### The task
Reproduce exactly the lines from the line containing "What text is on this page?" through the last line of the listing, and no others.
-- Given information follows --
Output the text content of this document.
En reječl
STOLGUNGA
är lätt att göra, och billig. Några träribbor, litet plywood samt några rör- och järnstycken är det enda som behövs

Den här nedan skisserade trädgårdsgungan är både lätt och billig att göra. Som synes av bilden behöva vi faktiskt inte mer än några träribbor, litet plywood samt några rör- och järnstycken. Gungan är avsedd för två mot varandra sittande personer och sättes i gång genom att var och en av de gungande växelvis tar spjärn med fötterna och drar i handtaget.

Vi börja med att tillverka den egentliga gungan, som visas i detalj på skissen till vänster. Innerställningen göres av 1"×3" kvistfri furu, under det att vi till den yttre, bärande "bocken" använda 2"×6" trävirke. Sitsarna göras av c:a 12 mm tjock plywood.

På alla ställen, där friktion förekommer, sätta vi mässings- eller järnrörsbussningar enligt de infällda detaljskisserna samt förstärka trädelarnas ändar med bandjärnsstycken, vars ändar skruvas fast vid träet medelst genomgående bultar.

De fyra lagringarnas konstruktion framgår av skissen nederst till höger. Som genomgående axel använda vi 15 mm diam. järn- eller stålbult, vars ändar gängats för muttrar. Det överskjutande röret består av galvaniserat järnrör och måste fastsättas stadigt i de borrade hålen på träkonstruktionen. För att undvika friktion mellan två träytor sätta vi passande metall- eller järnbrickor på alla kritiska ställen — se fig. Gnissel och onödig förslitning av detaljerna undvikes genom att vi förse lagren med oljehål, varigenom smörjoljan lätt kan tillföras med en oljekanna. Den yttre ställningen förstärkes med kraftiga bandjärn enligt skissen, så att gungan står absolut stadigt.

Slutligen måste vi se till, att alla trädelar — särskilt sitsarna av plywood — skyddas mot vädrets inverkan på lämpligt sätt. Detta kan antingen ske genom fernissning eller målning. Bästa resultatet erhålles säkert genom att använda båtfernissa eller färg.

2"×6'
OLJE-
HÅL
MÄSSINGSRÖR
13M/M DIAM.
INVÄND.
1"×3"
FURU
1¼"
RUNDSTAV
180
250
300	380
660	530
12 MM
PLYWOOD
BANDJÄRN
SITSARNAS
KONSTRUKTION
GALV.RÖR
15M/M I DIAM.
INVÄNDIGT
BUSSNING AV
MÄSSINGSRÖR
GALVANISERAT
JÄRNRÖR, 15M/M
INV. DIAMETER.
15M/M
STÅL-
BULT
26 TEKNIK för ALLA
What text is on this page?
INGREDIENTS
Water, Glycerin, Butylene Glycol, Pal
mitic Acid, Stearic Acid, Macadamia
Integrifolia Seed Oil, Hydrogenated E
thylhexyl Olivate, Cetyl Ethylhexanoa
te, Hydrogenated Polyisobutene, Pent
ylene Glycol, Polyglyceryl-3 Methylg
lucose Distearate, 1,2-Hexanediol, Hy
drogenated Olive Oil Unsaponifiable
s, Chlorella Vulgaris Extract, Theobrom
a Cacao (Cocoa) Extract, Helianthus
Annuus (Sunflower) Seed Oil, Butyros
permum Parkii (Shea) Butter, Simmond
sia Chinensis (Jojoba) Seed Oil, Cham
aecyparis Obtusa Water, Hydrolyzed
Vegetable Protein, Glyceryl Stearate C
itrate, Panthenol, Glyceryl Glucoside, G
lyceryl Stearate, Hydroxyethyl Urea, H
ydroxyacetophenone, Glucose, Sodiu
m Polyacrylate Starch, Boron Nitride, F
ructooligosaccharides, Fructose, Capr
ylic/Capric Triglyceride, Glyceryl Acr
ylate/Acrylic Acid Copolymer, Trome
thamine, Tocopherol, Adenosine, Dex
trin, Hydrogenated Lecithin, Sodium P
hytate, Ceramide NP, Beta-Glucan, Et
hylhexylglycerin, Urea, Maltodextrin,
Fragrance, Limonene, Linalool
-- Given information concluded --
### Answer box
What text is on this page?
INGREDIENTS
Water, Glycerin, Butylene Glycol, Pal
mitic Acid, Stearic Acid, Macadamia
Integrifolia Seed Oil, Hydrogenated E
thylhexyl Olivate, Cetyl Ethylhexanoa
te, Hydrogenated Polyisobutene, Pent
ylene Glycol, Polyglyceryl-3 Methylg
lucose Distearate, 1,2-Hexanediol, Hy
drogenated Olive Oil Unsaponifiable
s, Chlorella Vulgaris Extract, Theobrom
a Cacao (Cocoa) Extract, Helianthus
Annuus (Sunflower) Seed Oil, Butyros
permum Parkii (Shea) Butter, Simmond
sia Chinensis (Jojoba) Seed Oil, Cham
aecyparis Obtusa Water, Hydrolyzed
Vegetable Protein, Glyceryl Stearate C
itrate, Panthenol, Glyceryl Glucoside, G
lyceryl Stearate, Hydroxyethyl Urea, H
ydroxyacetophenone, Glucose, Sodiu
m Polyacrylate Starch, Boron Nitride, F
ructooligosaccharides, Fructose, Capr
ylic/Capric Triglyceride, Glyceryl Acr
ylate/Acrylic Acid Copolymer, Trome
thamine, Tocopherol, Adenosine, Dex
trin, Hydrogenated Lecithin, Sodium P
hytate, Ceramide NP, Beta-Glucan, Et
hylhexylglycerin, Urea, Maltodextrin,
Fragrance, Limonene, Linalool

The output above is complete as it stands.